From the entries below, copy every line that holds the word "trastornos".
----
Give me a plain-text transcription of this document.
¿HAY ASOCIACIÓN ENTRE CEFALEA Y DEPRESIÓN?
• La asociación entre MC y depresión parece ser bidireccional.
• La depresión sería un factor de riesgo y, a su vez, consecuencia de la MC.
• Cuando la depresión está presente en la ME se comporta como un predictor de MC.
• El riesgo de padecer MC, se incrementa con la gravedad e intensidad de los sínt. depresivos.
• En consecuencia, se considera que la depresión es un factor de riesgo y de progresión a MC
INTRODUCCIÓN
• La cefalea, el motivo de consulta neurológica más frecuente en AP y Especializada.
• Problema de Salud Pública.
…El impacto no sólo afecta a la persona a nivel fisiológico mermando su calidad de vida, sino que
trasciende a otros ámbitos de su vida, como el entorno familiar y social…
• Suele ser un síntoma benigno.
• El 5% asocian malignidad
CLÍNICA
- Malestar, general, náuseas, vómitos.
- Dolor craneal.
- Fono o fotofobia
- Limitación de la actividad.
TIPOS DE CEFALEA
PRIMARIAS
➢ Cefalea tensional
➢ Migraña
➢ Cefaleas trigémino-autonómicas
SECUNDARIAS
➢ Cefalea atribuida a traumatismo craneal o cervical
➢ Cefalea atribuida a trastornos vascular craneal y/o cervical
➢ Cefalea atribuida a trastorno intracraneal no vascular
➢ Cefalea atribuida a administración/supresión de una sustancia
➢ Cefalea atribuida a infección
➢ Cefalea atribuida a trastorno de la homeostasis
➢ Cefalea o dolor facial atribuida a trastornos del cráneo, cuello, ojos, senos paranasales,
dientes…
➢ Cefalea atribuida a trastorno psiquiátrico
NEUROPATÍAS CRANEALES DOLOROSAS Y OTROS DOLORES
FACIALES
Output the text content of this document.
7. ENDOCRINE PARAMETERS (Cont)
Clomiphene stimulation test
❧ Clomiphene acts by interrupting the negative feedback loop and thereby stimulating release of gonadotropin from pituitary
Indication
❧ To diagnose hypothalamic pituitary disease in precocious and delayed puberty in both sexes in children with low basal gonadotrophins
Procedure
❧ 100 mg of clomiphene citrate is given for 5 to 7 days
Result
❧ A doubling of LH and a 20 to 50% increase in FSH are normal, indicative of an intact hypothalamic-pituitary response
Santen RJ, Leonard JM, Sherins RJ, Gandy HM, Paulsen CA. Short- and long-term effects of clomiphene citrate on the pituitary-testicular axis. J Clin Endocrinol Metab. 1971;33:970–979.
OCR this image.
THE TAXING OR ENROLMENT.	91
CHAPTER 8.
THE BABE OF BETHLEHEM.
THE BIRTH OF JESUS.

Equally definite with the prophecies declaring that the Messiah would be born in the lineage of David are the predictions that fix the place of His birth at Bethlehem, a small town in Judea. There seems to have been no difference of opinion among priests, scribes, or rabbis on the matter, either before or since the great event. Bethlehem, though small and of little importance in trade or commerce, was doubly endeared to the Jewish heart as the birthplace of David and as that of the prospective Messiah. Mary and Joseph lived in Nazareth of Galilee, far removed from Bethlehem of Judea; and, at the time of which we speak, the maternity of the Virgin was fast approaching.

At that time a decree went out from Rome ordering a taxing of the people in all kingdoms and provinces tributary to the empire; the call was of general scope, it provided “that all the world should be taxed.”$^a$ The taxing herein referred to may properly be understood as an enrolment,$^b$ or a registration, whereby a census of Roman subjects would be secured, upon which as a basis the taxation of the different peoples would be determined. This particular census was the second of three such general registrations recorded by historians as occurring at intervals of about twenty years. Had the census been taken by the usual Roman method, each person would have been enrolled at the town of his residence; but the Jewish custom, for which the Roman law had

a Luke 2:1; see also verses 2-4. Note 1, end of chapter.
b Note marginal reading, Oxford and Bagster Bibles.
----
> _Response below_:
➢ Cefalea atribuida a trastornos vascular craneal y/o cervical
➢ Cefalea o dolor facial atribuida a trastornos del cráneo, cuello, ojos, senos paranasales,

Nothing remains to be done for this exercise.